## begin AVAILABLE RECORDS

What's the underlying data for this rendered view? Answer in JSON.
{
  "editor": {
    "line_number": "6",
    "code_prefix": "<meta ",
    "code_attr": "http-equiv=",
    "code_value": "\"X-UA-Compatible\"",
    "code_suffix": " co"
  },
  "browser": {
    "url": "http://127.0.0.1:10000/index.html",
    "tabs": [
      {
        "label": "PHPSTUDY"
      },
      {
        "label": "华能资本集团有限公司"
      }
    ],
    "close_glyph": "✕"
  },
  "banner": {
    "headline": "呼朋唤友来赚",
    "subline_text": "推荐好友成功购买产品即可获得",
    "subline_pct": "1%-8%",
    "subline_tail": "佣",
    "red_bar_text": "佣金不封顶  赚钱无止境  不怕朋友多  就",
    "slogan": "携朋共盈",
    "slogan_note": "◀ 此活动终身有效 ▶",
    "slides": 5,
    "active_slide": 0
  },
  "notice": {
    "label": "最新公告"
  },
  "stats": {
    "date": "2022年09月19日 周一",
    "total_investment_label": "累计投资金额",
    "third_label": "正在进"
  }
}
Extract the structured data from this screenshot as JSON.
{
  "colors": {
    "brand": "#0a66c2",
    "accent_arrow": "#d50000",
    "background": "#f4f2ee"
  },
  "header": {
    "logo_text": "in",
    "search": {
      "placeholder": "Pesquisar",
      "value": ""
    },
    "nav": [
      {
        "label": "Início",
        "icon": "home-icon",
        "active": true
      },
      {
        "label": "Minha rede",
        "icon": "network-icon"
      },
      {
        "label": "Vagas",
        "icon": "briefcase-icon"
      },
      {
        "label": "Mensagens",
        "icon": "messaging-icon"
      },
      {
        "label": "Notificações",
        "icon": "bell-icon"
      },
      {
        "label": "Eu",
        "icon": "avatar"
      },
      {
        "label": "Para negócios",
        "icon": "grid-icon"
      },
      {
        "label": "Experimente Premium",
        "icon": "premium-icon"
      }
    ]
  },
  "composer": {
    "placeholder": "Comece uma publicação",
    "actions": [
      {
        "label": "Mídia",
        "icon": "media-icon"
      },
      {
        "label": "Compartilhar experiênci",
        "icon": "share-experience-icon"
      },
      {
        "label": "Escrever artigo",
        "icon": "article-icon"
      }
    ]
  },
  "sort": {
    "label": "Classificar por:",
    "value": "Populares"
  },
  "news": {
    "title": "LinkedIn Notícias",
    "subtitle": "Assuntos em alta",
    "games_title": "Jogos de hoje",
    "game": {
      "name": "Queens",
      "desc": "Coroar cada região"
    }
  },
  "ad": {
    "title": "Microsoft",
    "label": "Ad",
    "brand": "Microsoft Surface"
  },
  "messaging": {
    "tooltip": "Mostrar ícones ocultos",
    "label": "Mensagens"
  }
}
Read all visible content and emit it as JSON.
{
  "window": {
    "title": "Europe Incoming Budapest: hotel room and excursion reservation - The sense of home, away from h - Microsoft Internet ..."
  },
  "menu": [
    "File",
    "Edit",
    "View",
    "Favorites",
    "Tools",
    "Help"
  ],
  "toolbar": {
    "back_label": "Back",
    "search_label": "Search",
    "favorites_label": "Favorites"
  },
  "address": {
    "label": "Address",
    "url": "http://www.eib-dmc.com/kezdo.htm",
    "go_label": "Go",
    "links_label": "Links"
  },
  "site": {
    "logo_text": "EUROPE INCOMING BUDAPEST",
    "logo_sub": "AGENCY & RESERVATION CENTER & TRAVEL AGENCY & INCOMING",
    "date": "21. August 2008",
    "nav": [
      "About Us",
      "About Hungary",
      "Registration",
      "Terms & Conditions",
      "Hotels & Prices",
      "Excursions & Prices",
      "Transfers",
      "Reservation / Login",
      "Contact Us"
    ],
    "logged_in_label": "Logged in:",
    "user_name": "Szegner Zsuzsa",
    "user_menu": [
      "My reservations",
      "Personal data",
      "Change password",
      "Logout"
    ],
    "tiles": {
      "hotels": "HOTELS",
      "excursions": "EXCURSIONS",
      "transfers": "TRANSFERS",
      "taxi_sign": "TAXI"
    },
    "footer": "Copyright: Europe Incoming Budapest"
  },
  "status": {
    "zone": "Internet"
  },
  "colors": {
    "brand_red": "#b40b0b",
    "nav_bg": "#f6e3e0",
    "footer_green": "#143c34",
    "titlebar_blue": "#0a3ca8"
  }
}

## end AVAILABLE RECORDS

Restate the data above exactly, keeping each word as it stands.

> [TASK SOLUTION]
What's the underlying data for this rendered view? Answer in JSON.
{
  "editor": {
    "line_number": "6",
    "code_prefix": "<meta ",
    "code_attr": "http-equiv=",
    "code_value": "\"X-UA-Compatible\"",
    "code_suffix": " co"
  },
  "browser": {
    "url": "http://127.0.0.1:10000/index.html",
    "tabs": [
      {
        "label": "PHPSTUDY"
      },
      {
        "label": "华能资本集团有限公司"
      }
    ],
    "close_glyph": "✕"
  },
  "banner": {
    "headline": "呼朋唤友来赚",
    "subline_text": "推荐好友成功购买产品即可获得",
    "subline_pct": "1%-8%",
    "subline_tail": "佣",
    "red_bar_text": "佣金不封顶  赚钱无止境  不怕朋友多  就",
    "slogan": "携朋共盈",
    "slogan_note": "◀ 此活动终身有效 ▶",
    "slides": 5,
    "active_slide": 0
  },
  "notice": {
    "label": "最新公告"
  },
  "stats": {
    "date": "2022年09月19日 周一",
    "total_investment_label": "累计投资金额",
    "third_label": "正在进"
  }
}
Extract the structured data from this screenshot as JSON.
{
  "colors": {
    "brand": "#0a66c2",
    "accent_arrow": "#d50000",
    "background": "#f4f2ee"
  },
  "header": {
    "logo_text": "in",
    "search": {
      "placeholder": "Pesquisar",
      "value": ""
    },
    "nav": [
      {
        "label": "Início",
        "icon": "home-icon",
        "active": true
      },
      {
        "label": "Minha rede",
        "icon": "network-icon"
      },
      {
        "label": "Vagas",
        "icon": "briefcase-icon"
      },
      {
        "label": "Mensagens",
        "icon": "messaging-icon"
      },
      {
        "label": "Notificações",
        "icon": "bell-icon"
      },
      {
        "label": "Eu",
        "icon": "avatar"
      },
      {
        "label": "Para negócios",
        "icon": "grid-icon"
      },
      {
        "label": "Experimente Premium",
        "icon": "premium-icon"
      }
    ]
  },
  "composer": {
    "placeholder": "Comece uma publicação",
    "actions": [
      {
        "label": "Mídia",
        "icon": "media-icon"
      },
      {
        "label": "Compartilhar experiênci",
        "icon": "share-experience-icon"
      },
      {
        "label": "Escrever artigo",
        "icon": "article-icon"
      }
    ]
  },
  "sort": {
    "label": "Classificar por:",
    "value": "Populares"
  },
  "news": {
    "title": "LinkedIn Notícias",
    "subtitle": "Assuntos em alta",
    "games_title": "Jogos de hoje",
    "game": {
      "name": "Queens",
      "desc": "Coroar cada região"
    }
  },
  "ad": {
    "title": "Microsoft",
    "label": "Ad",
    "brand": "Microsoft Surface"
  },
  "messaging": {
    "tooltip": "Mostrar ícones ocultos",
    "label": "Mensagens"
  }
}
Read all visible content and emit it as JSON.
{
  "window": {
    "title": "Europe Incoming Budapest: hotel room and excursion reservation - The sense of home, away from h - Microsoft Internet ..."
  },
  "menu": [
    "File",
    "Edit",
    "View",
    "Favorites",
    "Tools",
    "Help"
  ],
  "toolbar": {
    "back_label": "Back",
    "search_label": "Search",
    "favorites_label": "Favorites"
  },
  "address": {
    "label": "Address",
    "url": "http://www.eib-dmc.com/kezdo.htm",
    "go_label": "Go",
    "links_label": "Links"
  },
  "site": {
    "logo_text": "EUROPE INCOMING BUDAPEST",
    "logo_sub": "AGENCY & RESERVATION CENTER & TRAVEL AGENCY & INCOMING",
    "date": "21. August 2008",
    "nav": [
      "About Us",
      "About Hungary",
      "Registration",
      "Terms & Conditions",
      "Hotels & Prices",
      "Excursions & Prices",
      "Transfers",
      "Reservation / Login",
      "Contact Us"
    ],
    "logged_in_label": "Logged in:",
    "user_name": "Szegner Zsuzsa",
    "user_menu": [
      "My reservations",
      "Personal data",
      "Change password",
      "Logout"
    ],
    "tiles": {
      "hotels": "HOTELS",
      "excursions": "EXCURSIONS",
      "transfers": "TRANSFERS",
      "taxi_sign": "TAXI"
    },
    "footer": "Copyright: Europe Incoming Budapest"
  },
  "status": {
    "zone": "Internet"
  },
  "colors": {
    "brand_red": "#b40b0b",
    "nav_bg": "#f6e3e0",
    "footer_green": "#143c34",
    "titlebar_blue": "#0a3ca8"
  }
}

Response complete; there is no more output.